What you have to do >>
Rewrite the passage on China and the SDR, beginning at the words "by David Marsh" and stopping after "world’s financial order.". Replace "pragmatically" with "cautiously".

Text excerpt >>
● ● ● ●
Why Beijing is promoting the SDR

China’s pragmatic multicurrency reserve move

by David Marsh

Mon 11 Apr 2016

China’s utterances over the years on the International Monetary Fund's special drawing rights confirm the Beijing authorities’ delphic reputation for long-term thinking. The mystery is starting to look a little less obscure. China is embarking, pragmatically but steadily, towards enshrining a multicurrency reserve system at the heart of the world’s financial order.

Although it accepts that many years will elapse before the dollar can be dethroned from its No.1 role, Beijing favours a ‘4 plus 1’ system: the euro, sterling, yen and renminbi, co-existing with the dollar. These are the five constituents of the SDR, which the renminbi formally enters in October, following a US Treasury-endorsed IMF decision in November.
● ● ● ●
Bounding box prediction data >>
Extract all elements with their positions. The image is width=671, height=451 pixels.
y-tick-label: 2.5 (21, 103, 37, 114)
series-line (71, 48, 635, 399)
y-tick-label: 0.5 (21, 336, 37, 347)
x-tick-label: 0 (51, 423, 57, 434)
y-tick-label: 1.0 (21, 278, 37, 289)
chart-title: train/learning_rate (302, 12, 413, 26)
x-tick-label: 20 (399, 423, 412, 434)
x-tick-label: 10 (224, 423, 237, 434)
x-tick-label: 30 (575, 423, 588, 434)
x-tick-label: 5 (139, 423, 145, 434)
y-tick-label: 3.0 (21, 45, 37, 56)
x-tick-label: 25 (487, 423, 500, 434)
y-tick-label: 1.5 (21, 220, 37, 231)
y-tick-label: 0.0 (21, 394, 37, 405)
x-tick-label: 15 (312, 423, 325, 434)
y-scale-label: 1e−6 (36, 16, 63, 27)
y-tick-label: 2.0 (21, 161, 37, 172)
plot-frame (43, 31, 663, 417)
● ● ● ●
Written reply >>
by David Marsh

Mon 11 Apr 2016

China’s utterances over the years on the International Monetary Fund's special drawing rights confirm the Beijing authorities’ delphic reputation for long-term thinking. The mystery is starting to look a little less obscure. China is embarking, cautiously but steadily, towards enshrining a multicurrency reserve system at the heart of the world’s financial order.